_Consigne donnée 1_: Les affirmations suivantes concordent-elles avec le texte sur la présentation des projets de portfolio ? Pour chacune, répondez par oui ou non et citez à l'identique les mots du texte qui tranchent. (a) Il faut placer le lien vers GitHub avant celui de la démo visuelle. (b) Le framework STAR est conseillé pour expliquer le problème et la démarche. (c) Faire des projets une rubrique à part dans le CV est recommandé pour les juniors.

_Passage choisi_:
:::

Problème 2: Le projet n’est pas bien présenté
Il y a une grosse différence entre "faire un projet" et "présenter un projet qui donne envie d’en parler".
Quand je parcours certains portfolios, je vois souvent des projets intéressants… mais qui ne donnent pas envie de creuser.
Pourquoi ? Parce qu’ils sont mal racontés.
Le premier souci, est qu’on ne comprend pas pourquoi ce projet existe. Aucune motivation n’est exprimée. On ne sait pas ce qui a donné envie de s’y plonger, ni ce que le candidat cherchait à comprendre. Résultat : ça donne un projet froid, impersonnel, qu’on oublie aussitôt.
Deuxième souci : le manque de structure.
Certains projets sautent directement dans l’analyse sans expliquer le problème métier. On ne voit ni les actions concrètes menées, ni les résultats obtenus. Or un recruteur veut voir votre logique :
Quel problème vous avez identifié
Comment vous l’avez abordé
Et surtout, ce que vous avez trouvé (et ce que l’entreprise pourrait en tirer)
Troisième erreur fréquente : le titre générique.
“Analyse des ventes d’un supermarché.” Ça ne donne pas envie de creuser.
Alors qu’avec un titre orienté résultats comme “Détection des produits sous-performants et recommandations commerciales”, on sent tout de suite une posture analytique et business.
Enfin, il y a l’aspect visuel.
Dans le métier, la capacité à construire un dashboard lisible ou à présenter des données de manière impactante est clé. Mais beaucoup de projets ne montrent rien de ce travail final : pas de dashboard, pas de slides, juste un notebook GitHub ou un script.
Et ça donne l’impression que tu n’es pas capable de communiquer tes résultats, ce qui est pourtant essentiel pour un Data Analyst.
Mes recommandations:
Faire des projets une rubrique à part dans votre CV, à faire pour les juniors.
Toujours présenter le contexte et la motivation qui vous a poussé à vous lancer dans ce projet.
Expliquer clairement le problème et votre démarche. Framework STAR est à utiliser.
Travailler votre titre et donner envie d’en parler à vos recruteurs.
Travailler votre visuel. Le top : un lien vers une démo visuelle, puis vers votre GitHub. (Et pas l’inverse. GitHub tout seul = coulisses techniques. Ce n’est pas ce qui attire d’abord un recruteur.)
Bonus : si vous voulez aller plus loin ? Faites une vidéo ou un article Medium où vous présentez votre projet et démontrer votre capacité de vulgarisation, la compétence premium d’un Data Analyst.
À retenir :
Un bon projet, ce n’est pas juste un exercice technique.
C’est une démonstration de votre esprit analytique, de votre curiosité, et de votre capacité à créer de la valeur avec les données.

:::

Listes de régions et d'étiquettes
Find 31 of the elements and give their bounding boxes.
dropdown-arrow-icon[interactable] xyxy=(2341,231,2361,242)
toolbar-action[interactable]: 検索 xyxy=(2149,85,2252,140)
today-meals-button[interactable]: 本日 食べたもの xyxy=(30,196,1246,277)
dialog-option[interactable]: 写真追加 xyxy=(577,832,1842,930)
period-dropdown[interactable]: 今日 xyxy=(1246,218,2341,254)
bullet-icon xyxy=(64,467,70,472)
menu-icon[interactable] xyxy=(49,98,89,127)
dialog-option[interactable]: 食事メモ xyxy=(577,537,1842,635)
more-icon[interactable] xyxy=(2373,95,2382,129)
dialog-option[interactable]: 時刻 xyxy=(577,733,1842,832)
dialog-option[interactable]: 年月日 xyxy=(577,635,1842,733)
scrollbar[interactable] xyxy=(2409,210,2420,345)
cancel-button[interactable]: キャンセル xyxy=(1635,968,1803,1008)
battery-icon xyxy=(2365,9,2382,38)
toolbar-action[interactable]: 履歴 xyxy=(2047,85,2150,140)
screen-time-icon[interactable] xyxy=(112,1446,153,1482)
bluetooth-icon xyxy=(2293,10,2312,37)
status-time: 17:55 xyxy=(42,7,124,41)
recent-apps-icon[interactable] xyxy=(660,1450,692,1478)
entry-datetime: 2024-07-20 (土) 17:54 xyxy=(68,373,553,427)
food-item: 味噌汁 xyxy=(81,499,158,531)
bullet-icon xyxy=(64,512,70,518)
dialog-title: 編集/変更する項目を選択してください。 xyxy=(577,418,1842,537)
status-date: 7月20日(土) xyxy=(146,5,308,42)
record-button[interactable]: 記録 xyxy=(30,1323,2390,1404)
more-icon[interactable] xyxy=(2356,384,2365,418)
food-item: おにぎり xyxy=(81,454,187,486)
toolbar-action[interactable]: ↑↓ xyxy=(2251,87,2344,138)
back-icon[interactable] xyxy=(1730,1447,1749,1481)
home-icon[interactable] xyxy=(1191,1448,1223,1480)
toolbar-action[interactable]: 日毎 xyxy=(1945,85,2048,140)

:::

_Consigne donnée 2_: Recopiez sans rien changer les enregistrements, depuis leur toute première ligne jusqu'à celle qui contient "food-item: おにぎり xyxy=(81,454,187,486)", cette dernière comprise.

_Réponse rédigée 1_:
(a) Non : « Le top : un lien vers une démo visuelle, puis vers votre GitHub. (Et pas l’inverse. »
(b) Oui : « Framework STAR est à utiliser. »
(c) Oui : « Faire des projets une rubrique à part dans votre CV, à faire pour les juniors. »

_Réponse rédigée 2_:
Find 31 of the elements and give their bounding boxes.
dropdown-arrow-icon[interactable] xyxy=(2341,231,2361,242)
toolbar-action[interactable]: 検索 xyxy=(2149,85,2252,140)
today-meals-button[interactable]: 本日 食べたもの xyxy=(30,196,1246,277)
dialog-option[interactable]: 写真追加 xyxy=(577,832,1842,930)
period-dropdown[interactable]: 今日 xyxy=(1246,218,2341,254)
bullet-icon xyxy=(64,467,70,472)
menu-icon[interactable] xyxy=(49,98,89,127)
dialog-option[interactable]: 食事メモ xyxy=(577,537,1842,635)
more-icon[interactable] xyxy=(2373,95,2382,129)
dialog-option[interactable]: 時刻 xyxy=(577,733,1842,832)
dialog-option[interactable]: 年月日 xyxy=(577,635,1842,733)
scrollbar[interactable] xyxy=(2409,210,2420,345)
cancel-button[interactable]: キャンセル xyxy=(1635,968,1803,1008)
battery-icon xyxy=(2365,9,2382,38)
toolbar-action[interactable]: 履歴 xyxy=(2047,85,2150,140)
screen-time-icon[interactable] xyxy=(112,1446,153,1482)
bluetooth-icon xyxy=(2293,10,2312,37)
status-time: 17:55 xyxy=(42,7,124,41)
recent-apps-icon[interactable] xyxy=(660,1450,692,1478)
entry-datetime: 2024-07-20 (土) 17:54 xyxy=(68,373,553,427)
food-item: 味噌汁 xyxy=(81,499,158,531)
bullet-icon xyxy=(64,512,70,518)
dialog-title: 編集/変更する項目を選択してください。 xyxy=(577,418,1842,537)
status-date: 7月20日(土) xyxy=(146,5,308,42)
record-button[interactable]: 記録 xyxy=(30,1323,2390,1404)
more-icon[interactable] xyxy=(2356,384,2365,418)
food-item: おにぎり xyxy=(81,454,187,486)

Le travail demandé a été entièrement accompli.